### WHAT THE TASK ASKS
Repeat, exactly and only, the lines from the one containing "Serialize everything readable" to the last line, inclusive; do not repeat the pictures.
** START INPUT ROWS **
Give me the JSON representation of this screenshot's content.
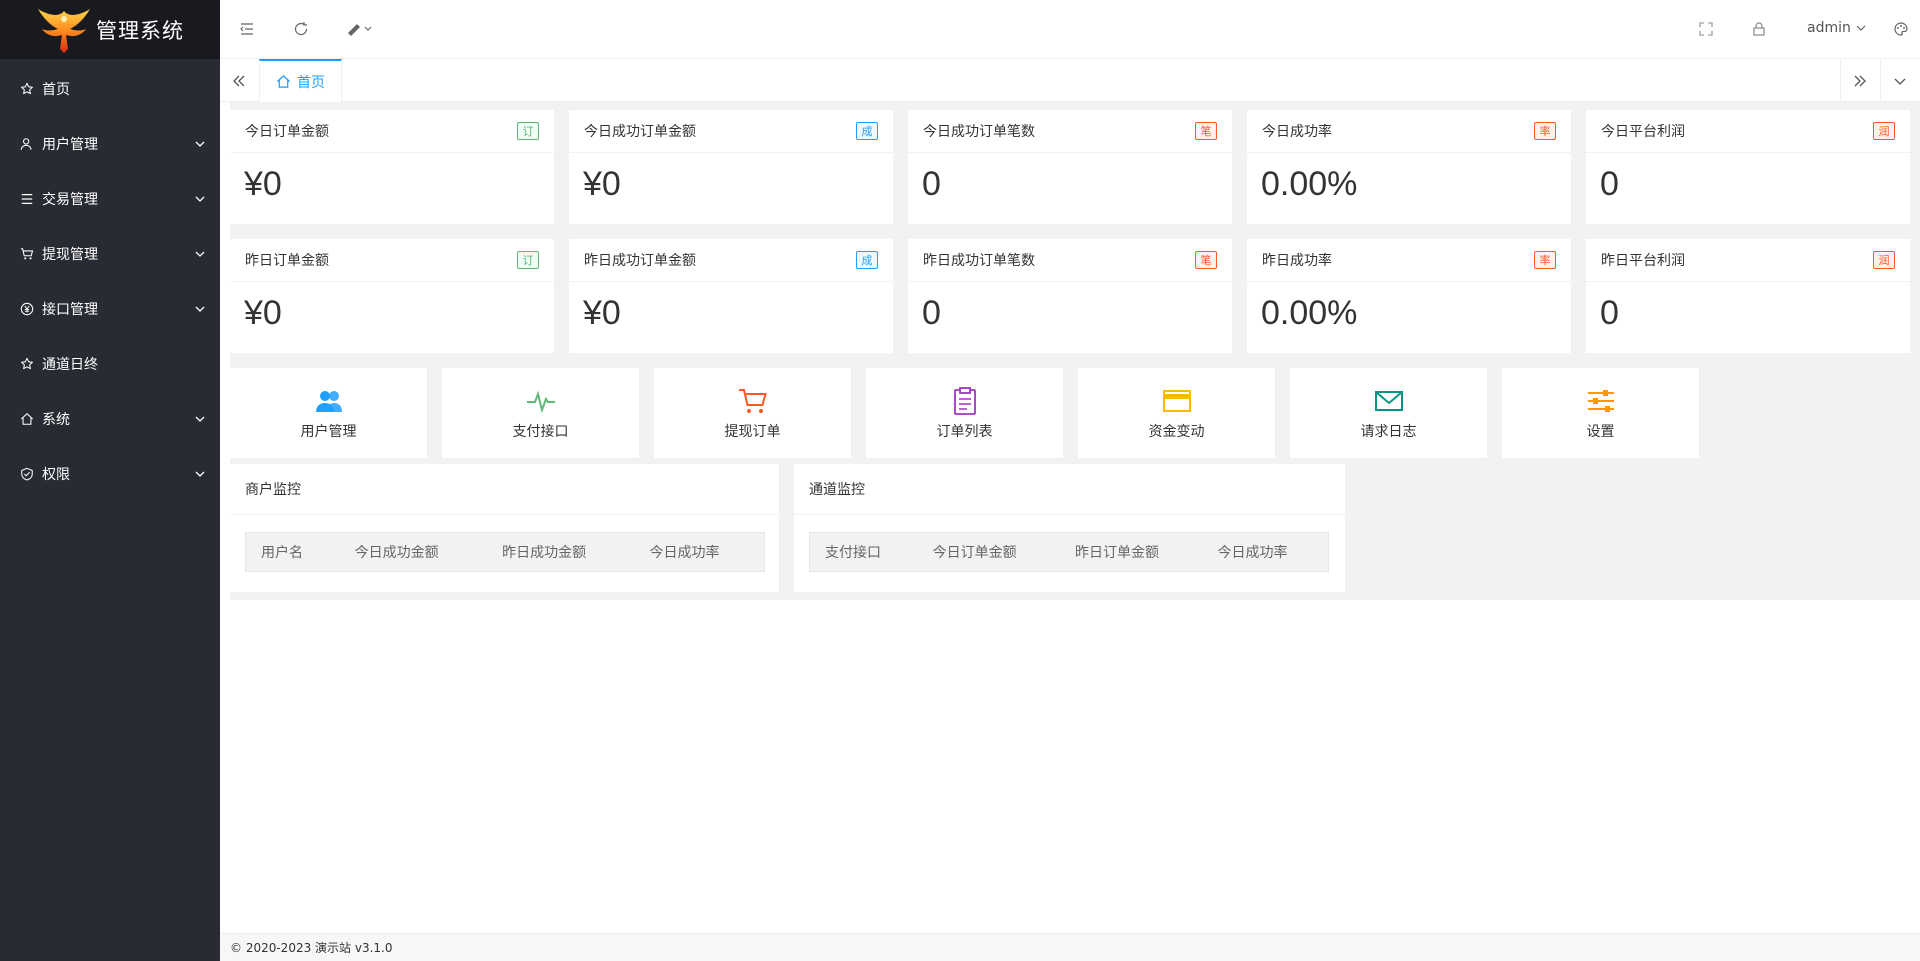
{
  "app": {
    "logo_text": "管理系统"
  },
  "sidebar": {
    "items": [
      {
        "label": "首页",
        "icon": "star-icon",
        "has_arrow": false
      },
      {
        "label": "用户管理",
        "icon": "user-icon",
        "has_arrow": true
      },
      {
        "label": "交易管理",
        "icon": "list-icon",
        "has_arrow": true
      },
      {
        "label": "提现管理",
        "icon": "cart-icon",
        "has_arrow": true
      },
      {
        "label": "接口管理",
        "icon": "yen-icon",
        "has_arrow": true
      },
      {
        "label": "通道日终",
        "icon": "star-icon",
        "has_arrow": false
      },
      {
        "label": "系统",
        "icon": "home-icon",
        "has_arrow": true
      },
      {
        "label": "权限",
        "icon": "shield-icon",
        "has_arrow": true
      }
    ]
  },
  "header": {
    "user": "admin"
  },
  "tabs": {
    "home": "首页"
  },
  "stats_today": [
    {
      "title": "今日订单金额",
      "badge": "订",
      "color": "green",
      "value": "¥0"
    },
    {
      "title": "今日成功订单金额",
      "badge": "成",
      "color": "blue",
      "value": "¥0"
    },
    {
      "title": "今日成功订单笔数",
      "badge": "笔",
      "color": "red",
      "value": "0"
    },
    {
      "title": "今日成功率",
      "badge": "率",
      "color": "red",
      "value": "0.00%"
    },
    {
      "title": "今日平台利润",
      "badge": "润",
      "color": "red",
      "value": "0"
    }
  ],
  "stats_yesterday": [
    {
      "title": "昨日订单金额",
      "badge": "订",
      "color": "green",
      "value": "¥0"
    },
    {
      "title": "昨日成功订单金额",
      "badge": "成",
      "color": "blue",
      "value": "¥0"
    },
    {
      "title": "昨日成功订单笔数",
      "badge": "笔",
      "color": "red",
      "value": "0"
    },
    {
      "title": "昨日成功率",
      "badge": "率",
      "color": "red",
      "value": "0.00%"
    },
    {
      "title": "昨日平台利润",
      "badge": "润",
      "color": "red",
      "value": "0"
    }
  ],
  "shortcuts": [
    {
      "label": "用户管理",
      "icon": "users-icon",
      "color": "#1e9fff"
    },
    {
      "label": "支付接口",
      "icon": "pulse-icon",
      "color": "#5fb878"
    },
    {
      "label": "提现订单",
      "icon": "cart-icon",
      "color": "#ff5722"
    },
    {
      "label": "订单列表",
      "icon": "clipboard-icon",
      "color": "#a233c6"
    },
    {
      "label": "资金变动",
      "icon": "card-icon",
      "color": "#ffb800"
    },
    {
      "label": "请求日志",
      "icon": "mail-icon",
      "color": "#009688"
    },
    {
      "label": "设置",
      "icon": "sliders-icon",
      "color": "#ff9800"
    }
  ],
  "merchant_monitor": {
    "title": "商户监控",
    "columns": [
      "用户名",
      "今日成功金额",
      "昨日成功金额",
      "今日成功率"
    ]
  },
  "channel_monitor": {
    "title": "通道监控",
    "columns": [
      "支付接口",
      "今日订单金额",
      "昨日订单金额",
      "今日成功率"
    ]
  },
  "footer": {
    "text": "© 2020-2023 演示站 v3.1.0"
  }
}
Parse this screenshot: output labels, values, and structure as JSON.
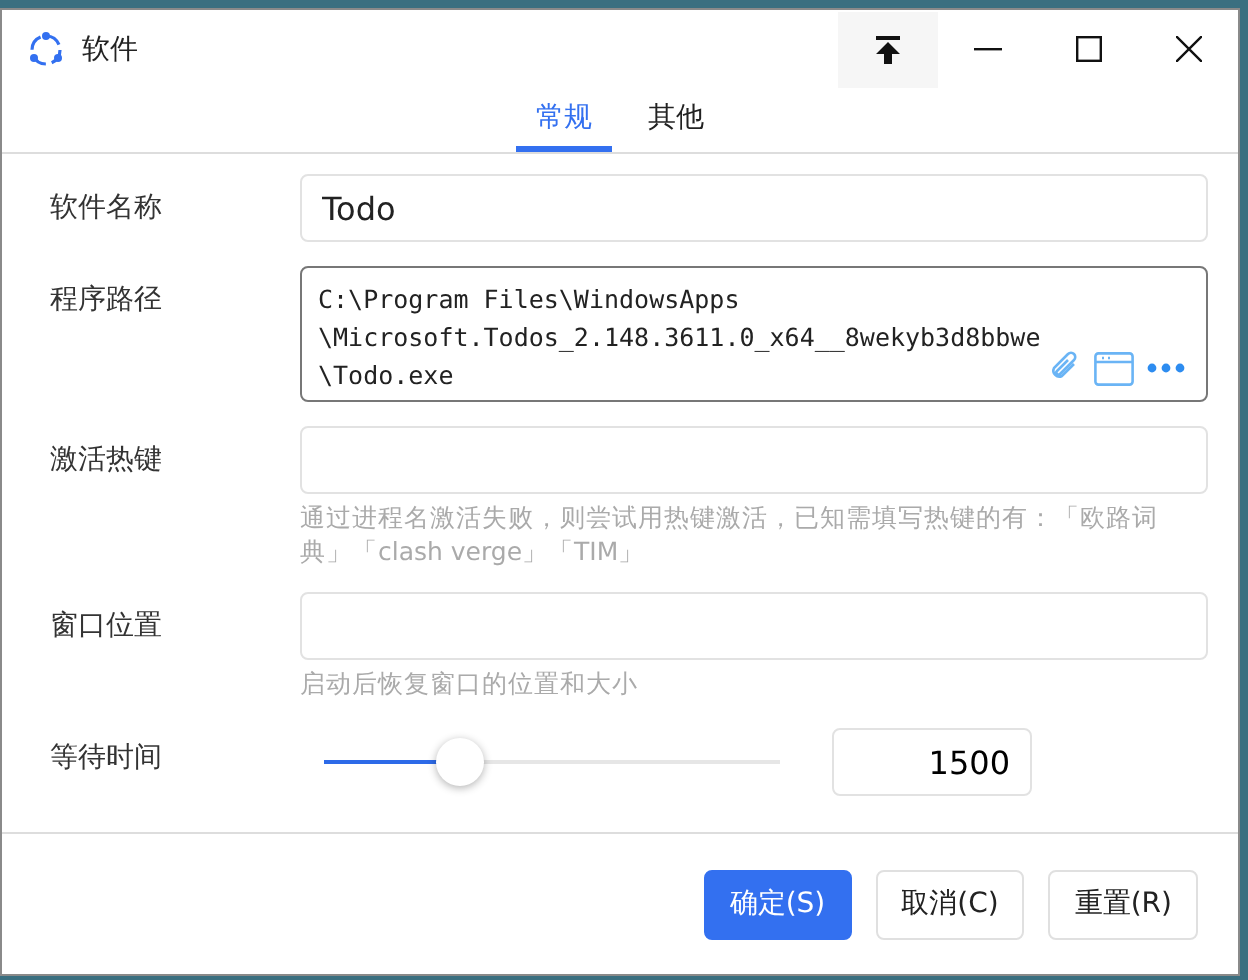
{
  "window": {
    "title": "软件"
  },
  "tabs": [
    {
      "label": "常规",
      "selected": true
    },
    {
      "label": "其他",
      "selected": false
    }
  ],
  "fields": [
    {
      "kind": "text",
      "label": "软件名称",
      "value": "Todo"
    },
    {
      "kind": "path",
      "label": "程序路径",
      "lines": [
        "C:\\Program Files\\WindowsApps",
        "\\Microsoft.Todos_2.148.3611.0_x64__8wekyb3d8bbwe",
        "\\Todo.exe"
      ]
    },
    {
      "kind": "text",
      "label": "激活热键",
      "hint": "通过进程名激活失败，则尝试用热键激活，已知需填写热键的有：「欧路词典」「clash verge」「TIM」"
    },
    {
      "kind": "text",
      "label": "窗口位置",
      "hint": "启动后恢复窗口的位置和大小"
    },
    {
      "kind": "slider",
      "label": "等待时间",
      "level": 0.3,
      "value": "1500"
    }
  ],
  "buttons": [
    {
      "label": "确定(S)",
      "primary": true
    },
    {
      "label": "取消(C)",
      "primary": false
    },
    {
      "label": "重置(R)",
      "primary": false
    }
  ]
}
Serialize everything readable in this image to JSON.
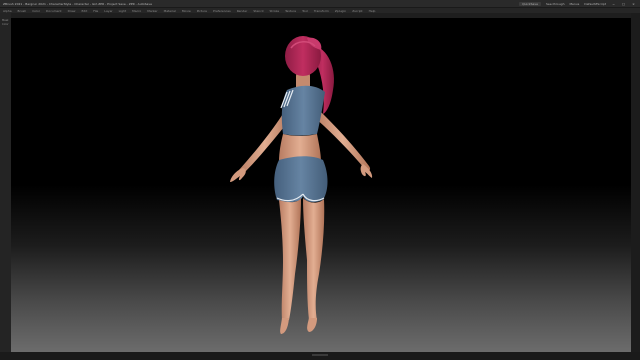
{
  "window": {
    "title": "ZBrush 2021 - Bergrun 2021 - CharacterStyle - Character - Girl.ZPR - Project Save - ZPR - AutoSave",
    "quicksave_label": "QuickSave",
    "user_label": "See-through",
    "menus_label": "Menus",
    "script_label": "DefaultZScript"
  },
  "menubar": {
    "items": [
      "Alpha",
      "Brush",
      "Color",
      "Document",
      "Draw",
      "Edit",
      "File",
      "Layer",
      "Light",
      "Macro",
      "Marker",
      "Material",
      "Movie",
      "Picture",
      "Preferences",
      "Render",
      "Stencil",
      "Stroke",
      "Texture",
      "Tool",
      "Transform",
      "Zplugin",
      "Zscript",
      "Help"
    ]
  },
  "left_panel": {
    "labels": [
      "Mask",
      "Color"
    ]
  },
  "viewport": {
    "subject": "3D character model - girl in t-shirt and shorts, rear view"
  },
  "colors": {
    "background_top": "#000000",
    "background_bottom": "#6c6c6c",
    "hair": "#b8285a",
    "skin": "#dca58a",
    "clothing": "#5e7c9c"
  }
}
** END INPUT ROWS **
### FINISHED TASK
Serialize everything readable in this image to JSON.
{
  "window": {
    "title": "ZBrush 2021 - Bergrun 2021 - CharacterStyle - Character - Girl.ZPR - Project Save - ZPR - AutoSave",
    "quicksave_label": "QuickSave",
    "user_label": "See-through",
    "menus_label": "Menus",
    "script_label": "DefaultZScript"
  },
  "menubar": {
    "items": [
      "Alpha",
      "Brush",
      "Color",
      "Document",
      "Draw",
      "Edit",
      "File",
      "Layer",
      "Light",
      "Macro",
      "Marker",
      "Material",
      "Movie",
      "Picture",
      "Preferences",
      "Render",
      "Stencil",
      "Stroke",
      "Texture",
      "Tool",
      "Transform",
      "Zplugin",
      "Zscript",
      "Help"
    ]
  },
  "left_panel": {
    "labels": [
      "Mask",
      "Color"
    ]
  },
  "viewport": {
    "subject": "3D character model - girl in t-shirt and shorts, rear view"
  },
  "colors": {
    "background_top": "#000000",
    "background_bottom": "#6c6c6c",
    "hair": "#b8285a",
    "skin": "#dca58a",
    "clothing": "#5e7c9c"
  }
}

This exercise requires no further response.